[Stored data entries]
--- --- ---

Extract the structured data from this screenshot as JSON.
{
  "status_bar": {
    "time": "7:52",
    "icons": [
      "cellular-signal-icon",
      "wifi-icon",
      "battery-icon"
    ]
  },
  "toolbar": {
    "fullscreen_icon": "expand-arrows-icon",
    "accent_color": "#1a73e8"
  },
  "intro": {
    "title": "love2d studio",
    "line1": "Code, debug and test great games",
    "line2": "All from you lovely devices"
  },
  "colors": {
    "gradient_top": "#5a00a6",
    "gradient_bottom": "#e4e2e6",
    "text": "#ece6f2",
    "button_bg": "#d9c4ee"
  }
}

--- --- ---

● **Task to complete**: Write out the data exactly as it stands.

● **Reply to the exercise**:
Extract the structured data from this screenshot as JSON.
{
  "status_bar": {
    "time": "7:52",
    "icons": [
      "cellular-signal-icon",
      "wifi-icon",
      "battery-icon"
    ]
  },
  "toolbar": {
    "fullscreen_icon": "expand-arrows-icon",
    "accent_color": "#1a73e8"
  },
  "intro": {
    "title": "love2d studio",
    "line1": "Code, debug and test great games",
    "line2": "All from you lovely devices"
  },
  "colors": {
    "gradient_top": "#5a00a6",
    "gradient_bottom": "#e4e2e6",
    "text": "#ece6f2",
    "button_bg": "#d9c4ee"
  }
}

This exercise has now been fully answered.